-- begin GIVEN PASSAGE --

These unusual aircraft served many purposes and many masters. They possessed an advanced low-level photographic capability. They were an operational test bed for highly specialized electronic intelligence border surveillance work. They were perhaps the first operationally successful carriers of the new side-looking radar system, and they had that novel and most effective leaflet scattering system. On top of all that, someone had insisted that they have the capability to drop supplies or personnel, so a hatch had been cut in the underside of the plane, which could be opened in flight for that specialized purpose.
It was not so much the success or failure of the P2V-7 project that is important. The real issue is that after 1955 the CIA had reached the point in its development at which it was prepared to take on major global operational missions on its own using -- not just requesting support of -- the vast resources of the DOD for its own ends. This was a major turning point in the process that had begun with the passage of the National Security Act of 1947 and that had been moved forward by such other events as the Dulles Report of 1949. By l955 the CIA had progressed from its assigned role as the "quiet intelligence arm of the President" to become the major operational center of power within the military and foreign policy infrastructure of the Government of the United States. The P2V-7 project was another step on the way and was positive evidence of that stage of development.
The important thing was not the size of the project itself or of the CIA operation relative to the gross size of the DOD. Rather, it was the fact that the CIA project was an active operation. It was in a sense a major part of the battle of the Cold War.
Thus the fact that only seven P2V-7s or a few squadrons of U-2s were involved was not the real measure of the impact of the ST. It was the fact that the ST was operational anywhere in the world, fully supported by any element or elements of the DOD and its supporting industrial complex that the CIA needed for its "fun and games". Thus the Western World versus the Communist World Cold War was made increasingly more real because the ST was actively, though clandestinely, engaged.
There was a French colonel in the nineteenth century named DuPicq who wrote that battles -- the great early battles of history -- were not quite the massive, total confrontations that historians have portrayed them to be. On the contrary, they were the close-up hand-to-hand clashes of the few men who were on the contiguous perimeter of opposing forces. Although sixty thousand men may have been arrayed on one side confronted by eighty thousand of the advancing enemy, the only men actually engaged at any one time were those in the front line, and then only those that formed part of the front line who actually came into physical contact with their counterparts and adversaries. Thus it was the task of the general, the man on the white horse, to see that more of his men were in position to engage -- face to face, hand to hand -- the enemy that were on the other side. Yet, the shoulder-to-shoulder mass combat of that time meant only so many men could effectively be crammed into a given area at the same time, and this would roughly be equal for both sides. It was at this juncture that tactics and training began to decide the course of the battle. As men in the front fell others directly behind them had to move into the fray. As the course of battle ebbed and flowed the well-trained, disciplined army would seize the initiative at every turn, not so much demonstrating superior power as superior training, equipment, and morale. Thus the fates of nations and empires rested not so much on huge armies as upon the shoulders of a few men engaged on the perimeter of the battle zone.
In that type of combat, before weapons with longer range -- spears, bow and arrows, and then guns -- the battle was won on the perimeter by small circles of men face to face, locked in deadly combat, with no choice but to go forward or die, until each adversary fell before the physical onslaught. This was essentially a battle of total attrition, with the victory going always to that force that outlasted the foe. Victory was total. It was won by annihilating the vanquished.

-- end GIVEN PASSAGE --
-- begin SUPPLIED MATERIAL --

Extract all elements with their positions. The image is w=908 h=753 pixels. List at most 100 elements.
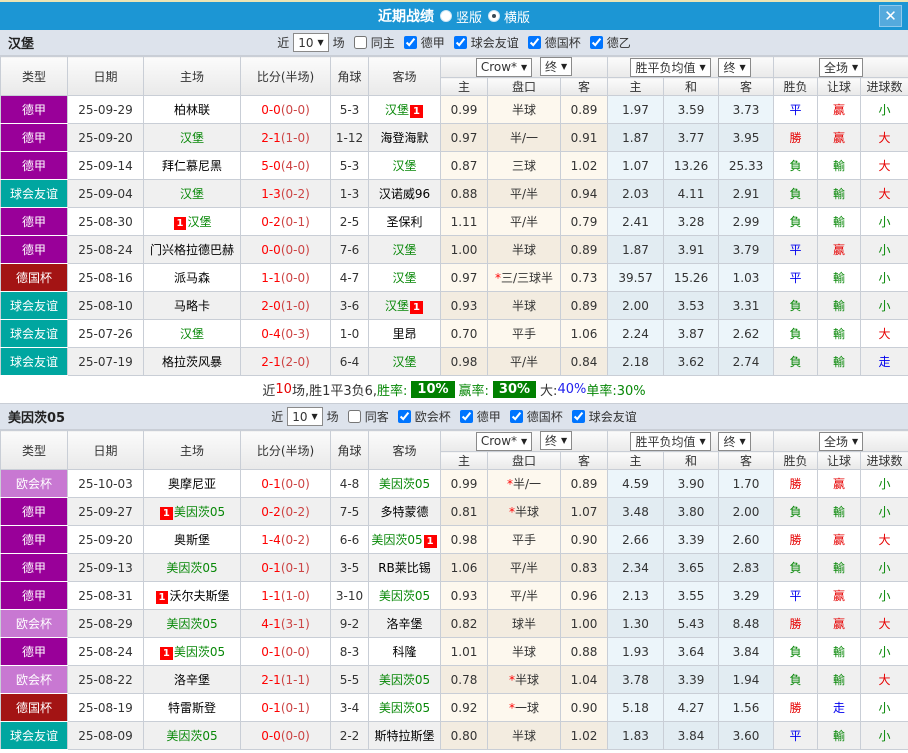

-- end SUPPLIED MATERIAL --

- EXERCISE DETAILS -
Write the next few paragraphs of the passage above about the CIA's P2V-7 aircraft and DuPicq's view of ancient battle, starting right after its final sentence.

- EXERCISE ANSWER -
In a certain sense this is how the Cold War is being fought. It is all too inevitable that the two greatest powers on earth should oppose each other. General Motors has its Ford; Macy's has Gimbel's, and in nature, positive has negative. Major forces always oppose each other. This is normal. Even without the incessant reminder of real or imagined, actual or potential Cold War, a massive contest would inevitably exist between the United States and the USSR in all areas of contact. We should not lose all sense of proportion as a result of this realization, any more than they should. This confrontation is a fact of life. Thus the battles, large and small, of the "war" are the local face-to-face skirmishes between small, often unnoticed, elements on both sides. These battles may be social, economic, athletic, political, religious, and military. And no matter how large or small, how deadly or insignificant, there is only one way to tally up the score in the won-and-lost column. It is the same way one scores in chess. The game is won by not losing. As in chess, luck plays no part; the loser loses his own game. The winner is simply the man who is there at the end.
Thus the Cold War is a massive, totally grim game of attrition. The loser will be the one who has dissipated all of his resources; the winner will be the one who remains with his force relatively intact. The great and terrible truth is that in this type of warfare the loser may be the victim of deadly attrition brought about as a result of his own futile actions, as much as or even more than by actions of an enemy. Consider the battles of the Cold War all waged against the enemy, Communism. In the Berlin airlift, for example, there may have been a sort of local victory; but in the true measure of victory in the war between the great powers it was the United States that paid very heavily and the USSR that made little more than verbal onslaughts. On the scale of relative total attrition the United States went down and the USSR went up. In this type of scoring, the "up" is relative.
Or look at the score of the massive special operation into the rebellion in Indonesia. Again the battle was waged against Communism. The cost to the United States was very great, much greater than most people realize because so much of what actually took place was concealed quite effectively from the American people, although it was not unknown to the Indonesians, the Chinese, and the Russians, and for that matter, to any other country that chose to know. As a result of that costly Cold War battle, again the attrition of the United States was considerable and that of the USSR was negligible.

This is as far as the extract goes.